---------- Source data

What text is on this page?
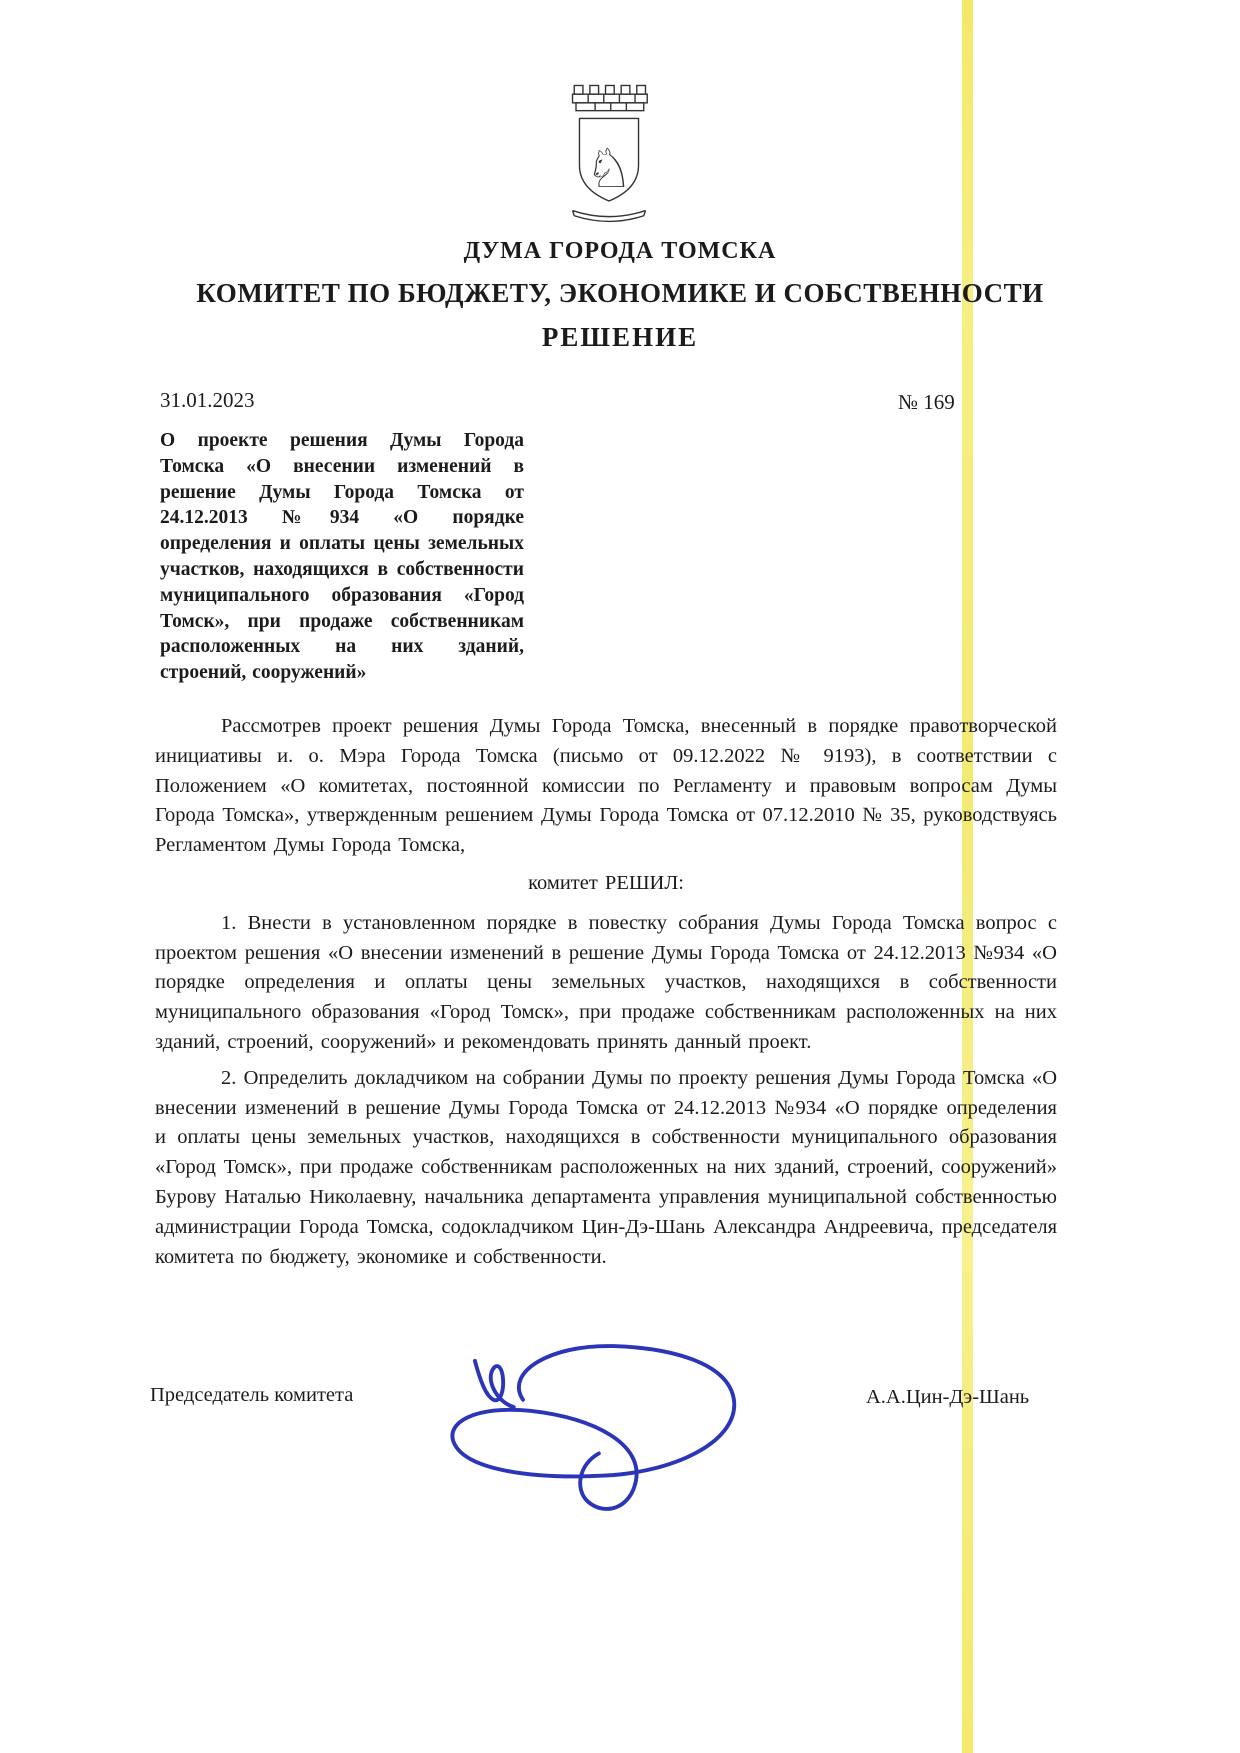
♘
ДУМА ГОРОДА ТОМСКА
КОМИТЕТ ПО БЮДЖЕТУ, ЭКОНОМИКЕ И СОБСТВЕННОСТИ
РЕШЕНИЕ
31.01.2023	№ 169
О проекте решения Думы Города Томска «О внесении изменений в решение Думы Города Томска от 24.12.2013 №934 «О порядке определения и оплаты цены земельных участков, находящихся в собственности муниципального образования «Город Томск», при продаже собственникам расположенных на них зданий, строений, сооружений»

Рассмотрев проект решения Думы Города Томска, внесенный в порядке правотворческой инициативы и. о. Мэра Города Томска (письмо от 09.12.2022 № 9193), в соответствии с Положением «О комитетах, постоянной комиссии по Регламенту и правовым вопросам Думы Города Томска», утвержденным решением Думы Города Томска от 07.12.2010 № 35, руководствуясь Регламентом Думы Города Томска,

комитет РЕШИЛ:

1. Внести в установленном порядке в повестку собрания Думы Города Томска вопрос с проектом решения «О внесении изменений в решение Думы Города Томска от 24.12.2013 №934 «О порядке определения и оплаты цены земельных участков, находящихся в собственности муниципального образования «Город Томск», при продаже собственникам расположенных на них зданий, строений, сооружений» и рекомендовать принять данный проект.

2. Определить докладчиком на собрании Думы по проекту решения Думы Города Томска «О внесении изменений в решение Думы Города Томска от 24.12.2013 №934 «О порядке определения и оплаты цены земельных участков, находящихся в собственности муниципального образования «Город Томск», при продаже собственникам расположенных на них зданий, строений, сооружений» Бурову Наталью Николаевну, начальника департамента управления муниципальной собственностью администрации Города Томска, содокладчиком Цин-Дэ-Шань Александра Андреевича, председателя комитета по бюджету, экономике и собственности.

Председатель комитета	А.А.Цин-Дэ-Шань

--------------------

**Exercise requirements**
Copy out all the records exactly, excluding pictures.

**Exercise result**
What text is on this page?
♘
ДУМА ГОРОДА ТОМСКА
КОМИТЕТ ПО БЮДЖЕТУ, ЭКОНОМИКЕ И СОБСТВЕННОСТИ
РЕШЕНИЕ
31.01.2023	№ 169
О проекте решения Думы Города Томска «О внесении изменений в решение Думы Города Томска от 24.12.2013 №934 «О порядке определения и оплаты цены земельных участков, находящихся в собственности муниципального образования «Город Томск», при продаже собственникам расположенных на них зданий, строений, сооружений»

Рассмотрев проект решения Думы Города Томска, внесенный в порядке правотворческой инициативы и. о. Мэра Города Томска (письмо от 09.12.2022 № 9193), в соответствии с Положением «О комитетах, постоянной комиссии по Регламенту и правовым вопросам Думы Города Томска», утвержденным решением Думы Города Томска от 07.12.2010 № 35, руководствуясь Регламентом Думы Города Томска,

комитет РЕШИЛ:

1. Внести в установленном порядке в повестку собрания Думы Города Томска вопрос с проектом решения «О внесении изменений в решение Думы Города Томска от 24.12.2013 №934 «О порядке определения и оплаты цены земельных участков, находящихся в собственности муниципального образования «Город Томск», при продаже собственникам расположенных на них зданий, строений, сооружений» и рекомендовать принять данный проект.

2. Определить докладчиком на собрании Думы по проекту решения Думы Города Томска «О внесении изменений в решение Думы Города Томска от 24.12.2013 №934 «О порядке определения и оплаты цены земельных участков, находящихся в собственности муниципального образования «Город Томск», при продаже собственникам расположенных на них зданий, строений, сооружений» Бурову Наталью Николаевну, начальника департамента управления муниципальной собственностью администрации Города Томска, содокладчиком Цин-Дэ-Шань Александра Андреевича, председателя комитета по бюджету, экономике и собственности.

Председатель комитета	А.А.Цин-Дэ-Шань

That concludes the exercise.